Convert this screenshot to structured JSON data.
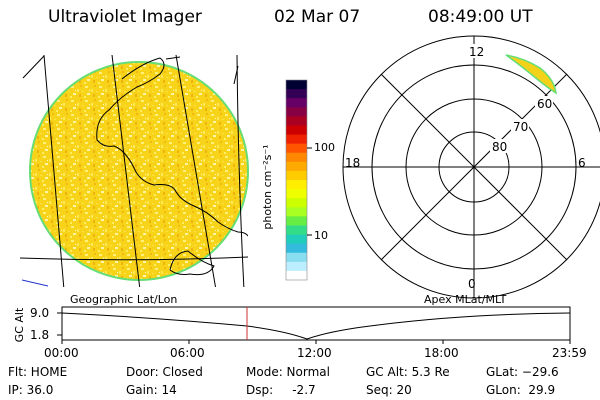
{
  "header": {
    "instrument": "Ultraviolet Imager",
    "date": "02 Mar 07",
    "time": "08:49:00 UT"
  },
  "colorbar": {
    "unit_label": "photon cm⁻²s⁻¹",
    "tick_labels": [
      "100",
      "10"
    ],
    "colors": [
      "#000033",
      "#330055",
      "#660066",
      "#880044",
      "#aa0022",
      "#cc0000",
      "#ee2200",
      "#ff5500",
      "#ff8800",
      "#ffaa00",
      "#ffcc00",
      "#ffee00",
      "#eeff00",
      "#ccff00",
      "#aaff22",
      "#66ee44",
      "#33dd88",
      "#22ccbb",
      "#33bbdd",
      "#88ddee",
      "#bbeeff",
      "#ffffff"
    ]
  },
  "geo_panel": {
    "caption": "Geographic Lat/Lon"
  },
  "polar_panel": {
    "caption": "Apex MLat/MLT",
    "mlt_labels": {
      "top": "12",
      "left": "18",
      "right": "6",
      "bottom": "0"
    },
    "mlat_labels": [
      "60",
      "70",
      "80"
    ]
  },
  "timeline": {
    "axis_label": "GC Alt",
    "y_ticks": [
      "9.0",
      "1.8"
    ],
    "time_ticks": [
      "00:00",
      "06:00",
      "12:00",
      "18:00",
      "23:59"
    ],
    "current_marker_time": "08:49:00"
  },
  "status": {
    "flt": "Flt: HOME",
    "ip": "IP: 36.0",
    "door": "Door: Closed",
    "gain": "Gain: 14",
    "mode": "Mode: Normal",
    "dsp": "Dsp:     -2.7",
    "gcalt": "GC Alt: 5.3 Re",
    "seq": "Seq: 20",
    "glat": "GLat: −29.6",
    "glon": "GLon:  29.9"
  }
}
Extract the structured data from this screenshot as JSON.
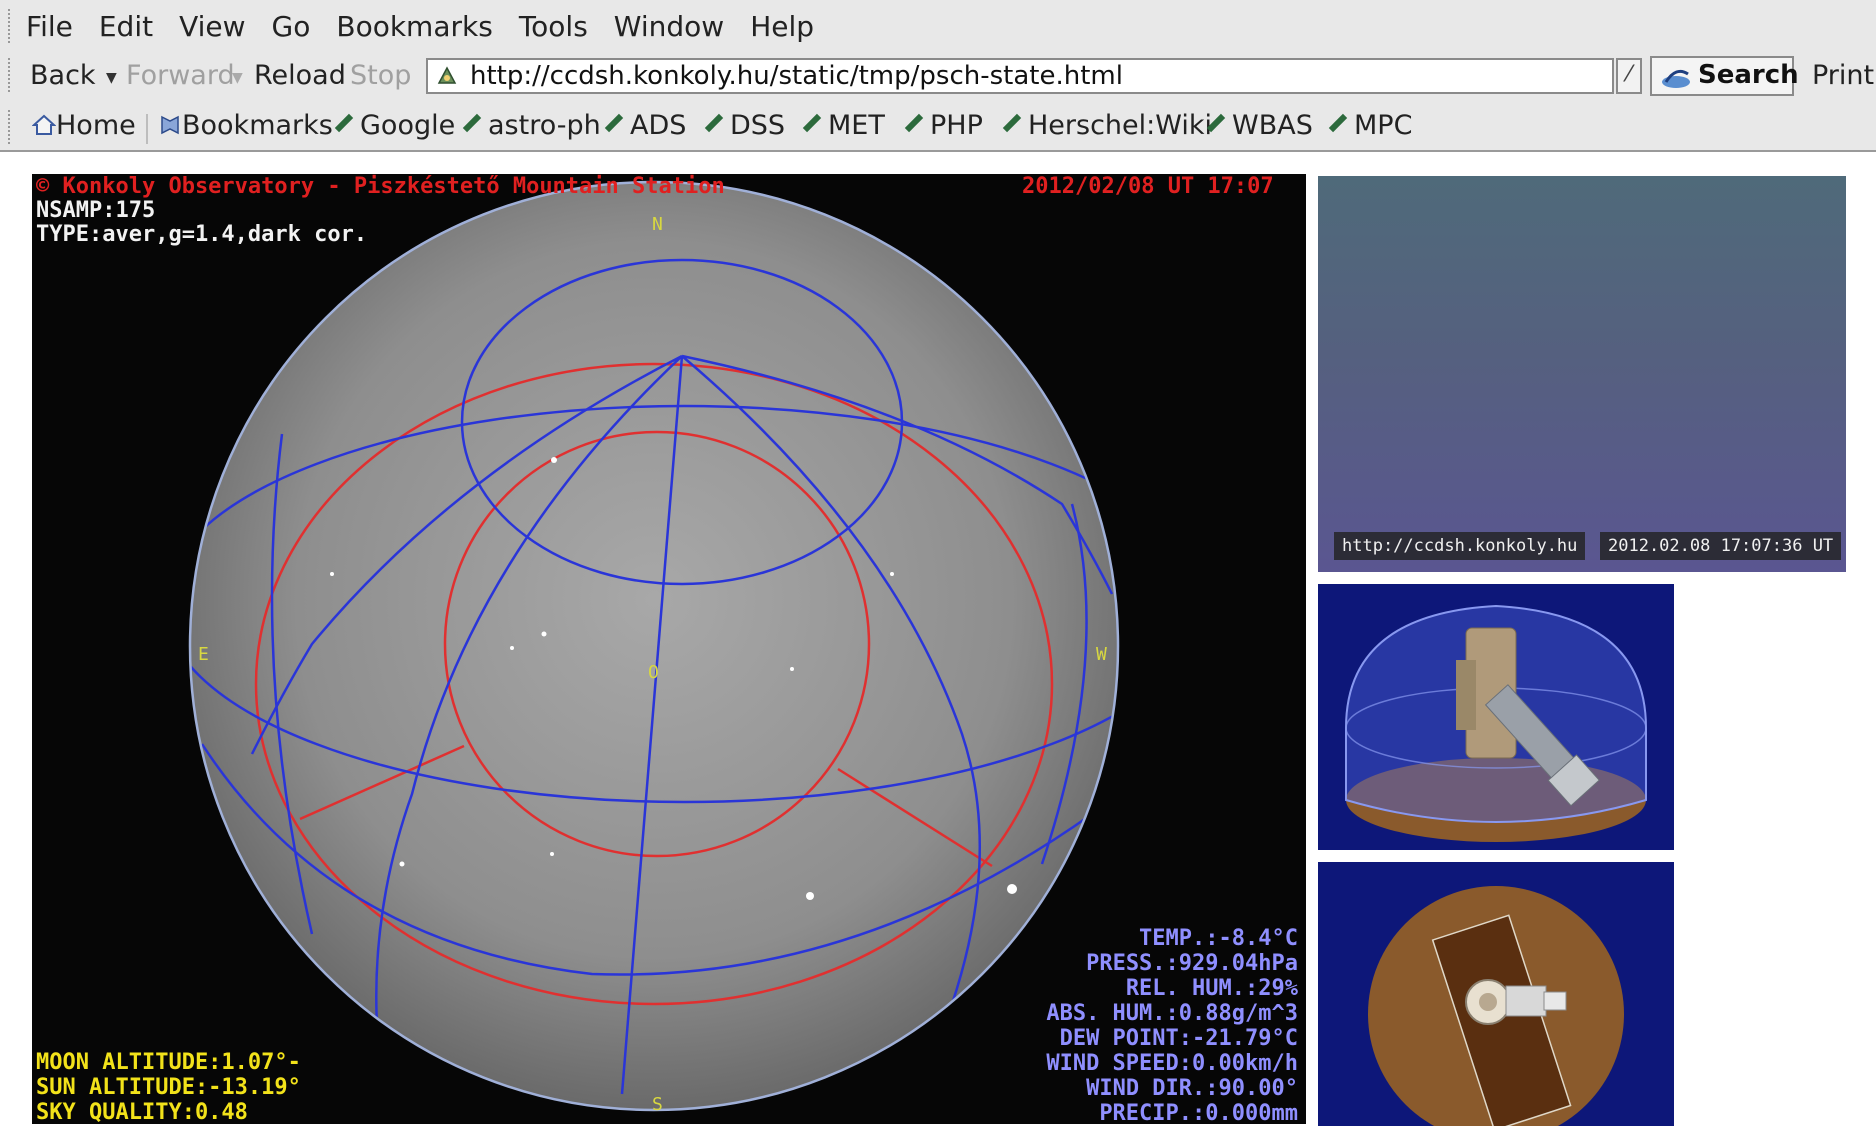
{
  "menu": [
    "File",
    "Edit",
    "View",
    "Go",
    "Bookmarks",
    "Tools",
    "Window",
    "Help"
  ],
  "nav": {
    "back": "Back",
    "forward": "Forward",
    "reload": "Reload",
    "stop": "Stop",
    "url": "http://ccdsh.konkoly.hu/static/tmp/psch-state.html",
    "search": "Search",
    "print": "Print"
  },
  "bookmarks": [
    "Home",
    "Bookmarks",
    "Google",
    "astro-ph",
    "ADS",
    "DSS",
    "MET",
    "PHP",
    "Herschel:Wiki",
    "WBAS",
    "MPC"
  ],
  "allsky": {
    "header_left": "© Konkoly Observatory - Piszkéstető Mountain Station",
    "header_right": "2012/02/08 UT 17:07",
    "nsamp": "NSAMP:175",
    "type": "TYPE:aver,g=1.4,dark cor.",
    "compass": {
      "n": "N",
      "e": "E",
      "w": "W",
      "s": "S",
      "z": "O"
    },
    "left_readings": [
      "MOON ALTITUDE:1.07°-",
      "SUN  ALTITUDE:-13.19°",
      "SKY QUALITY:0.48"
    ],
    "right_readings": [
      "TEMP.:-8.4°C",
      "PRESS.:929.04hPa",
      "REL. HUM.:29%",
      "ABS. HUM.:0.88g/m^3",
      "DEW POINT:-21.79°C",
      "WIND SPEED:0.00km/h",
      "WIND DIR.:90.00°",
      "PRECIP.:0.000mm"
    ]
  },
  "webcam": {
    "url_label": "http://ccdsh.konkoly.hu",
    "time_label": "2012.02.08 17:07:36 UT"
  },
  "colors": {
    "chrome": "#e8e8e8",
    "grid_red": "#e03030",
    "grid_blue": "#2a35d8",
    "panel_blue": "#0d1779",
    "floor_brown": "#8a5a2c"
  }
}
=-=-=
> [Written exercise] Give every line above again exactly, with no pictures.

> [Worked solution]
Convert this screenshot to structured JSON data.
{
  "header": {
    "instrument": "Ultraviolet Imager",
    "date": "02 Mar 07",
    "time": "08:49:00 UT"
  },
  "colorbar": {
    "unit_label": "photon cm⁻²s⁻¹",
    "tick_labels": [
      "100",
      "10"
    ],
    "colors": [
      "#000033",
      "#330055",
      "#660066",
      "#880044",
      "#aa0022",
      "#cc0000",
      "#ee2200",
      "#ff5500",
      "#ff8800",
      "#ffaa00",
      "#ffcc00",
      "#ffee00",
      "#eeff00",
      "#ccff00",
      "#aaff22",
      "#66ee44",
      "#33dd88",
      "#22ccbb",
      "#33bbdd",
      "#88ddee",
      "#bbeeff",
      "#ffffff"
    ]
  },
  "geo_panel": {
    "caption": "Geographic Lat/Lon"
  },
  "polar_panel": {
    "caption": "Apex MLat/MLT",
    "mlt_labels": {
      "top": "12",
      "left": "18",
      "right": "6",
      "bottom": "0"
    },
    "mlat_labels": [
      "60",
      "70",
      "80"
    ]
  },
  "timeline": {
    "axis_label": "GC Alt",
    "y_ticks": [
      "9.0",
      "1.8"
    ],
    "time_ticks": [
      "00:00",
      "06:00",
      "12:00",
      "18:00",
      "23:59"
    ],
    "current_marker_time": "08:49:00"
  },
  "status": {
    "flt": "Flt: HOME",
    "ip": "IP: 36.0",
    "door": "Door: Closed",
    "gain": "Gain: 14",
    "mode": "Mode: Normal",
    "dsp": "Dsp:     -2.7",
    "gcalt": "GC Alt: 5.3 Re",
    "seq": "Seq: 20",
    "glat": "GLat: −29.6",
    "glon": "GLon:  29.9"
  }
}
Extract the structured data from this screenshot as JSON.
{
  "menu": [
    "File",
    "Edit",
    "View",
    "Go",
    "Bookmarks",
    "Tools",
    "Window",
    "Help"
  ],
  "nav": {
    "back": "Back",
    "forward": "Forward",
    "reload": "Reload",
    "stop": "Stop",
    "url": "http://ccdsh.konkoly.hu/static/tmp/psch-state.html",
    "search": "Search",
    "print": "Print"
  },
  "bookmarks": [
    "Home",
    "Bookmarks",
    "Google",
    "astro-ph",
    "ADS",
    "DSS",
    "MET",
    "PHP",
    "Herschel:Wiki",
    "WBAS",
    "MPC"
  ],
  "allsky": {
    "header_left": "© Konkoly Observatory - Piszkéstető Mountain Station",
    "header_right": "2012/02/08 UT 17:07",
    "nsamp": "NSAMP:175",
    "type": "TYPE:aver,g=1.4,dark cor.",
    "compass": {
      "n": "N",
      "e": "E",
      "w": "W",
      "s": "S",
      "z": "O"
    },
    "left_readings": [
      "MOON ALTITUDE:1.07°-",
      "SUN  ALTITUDE:-13.19°",
      "SKY QUALITY:0.48"
    ],
    "right_readings": [
      "TEMP.:-8.4°C",
      "PRESS.:929.04hPa",
      "REL. HUM.:29%",
      "ABS. HUM.:0.88g/m^3",
      "DEW POINT:-21.79°C",
      "WIND SPEED:0.00km/h",
      "WIND DIR.:90.00°",
      "PRECIP.:0.000mm"
    ]
  },
  "webcam": {
    "url_label": "http://ccdsh.konkoly.hu",
    "time_label": "2012.02.08 17:07:36 UT"
  },
  "colors": {
    "chrome": "#e8e8e8",
    "grid_red": "#e03030",
    "grid_blue": "#2a35d8",
    "panel_blue": "#0d1779",
    "floor_brown": "#8a5a2c"
  }
}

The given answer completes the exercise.